▶ [Exercise directions] Write out the whole listing again, exactly.

▶ [Supplied material]
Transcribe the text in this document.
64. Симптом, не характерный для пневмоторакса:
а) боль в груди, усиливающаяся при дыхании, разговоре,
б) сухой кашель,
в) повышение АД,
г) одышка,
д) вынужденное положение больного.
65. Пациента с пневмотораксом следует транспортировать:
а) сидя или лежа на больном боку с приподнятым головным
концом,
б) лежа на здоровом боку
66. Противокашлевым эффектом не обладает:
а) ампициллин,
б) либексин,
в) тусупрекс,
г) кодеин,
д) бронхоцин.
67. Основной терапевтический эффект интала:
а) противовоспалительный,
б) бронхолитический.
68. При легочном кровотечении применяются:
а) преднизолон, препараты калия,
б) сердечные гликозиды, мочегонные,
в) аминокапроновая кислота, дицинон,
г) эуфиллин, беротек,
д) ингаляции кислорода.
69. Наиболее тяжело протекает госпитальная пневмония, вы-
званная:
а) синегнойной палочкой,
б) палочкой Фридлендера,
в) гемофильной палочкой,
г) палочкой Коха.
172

▶ [Answer]
Transcribe the text in this document.
64. Симптом, не характерный для пневмоторакса:
а) боль в груди, усиливающаяся при дыхании, разговоре,
б) сухой кашель,
в) повышение АД,
г) одышка,
д) вынужденное положение больного.
65. Пациента с пневмотораксом следует транспортировать:
а) сидя или лежа на больном боку с приподнятым головным
концом,
б) лежа на здоровом боку
66. Противокашлевым эффектом не обладает:
а) ампициллин,
б) либексин,
в) тусупрекс,
г) кодеин,
д) бронхоцин.
67. Основной терапевтический эффект интала:
а) противовоспалительный,
б) бронхолитический.
68. При легочном кровотечении применяются:
а) преднизолон, препараты калия,
б) сердечные гликозиды, мочегонные,
в) аминокапроновая кислота, дицинон,
г) эуфиллин, беротек,
д) ингаляции кислорода.
69. Наиболее тяжело протекает госпитальная пневмония, вы-
званная:
а) синегнойной палочкой,
б) палочкой Фридлендера,
в) гемофильной палочкой,
г) палочкой Коха.
172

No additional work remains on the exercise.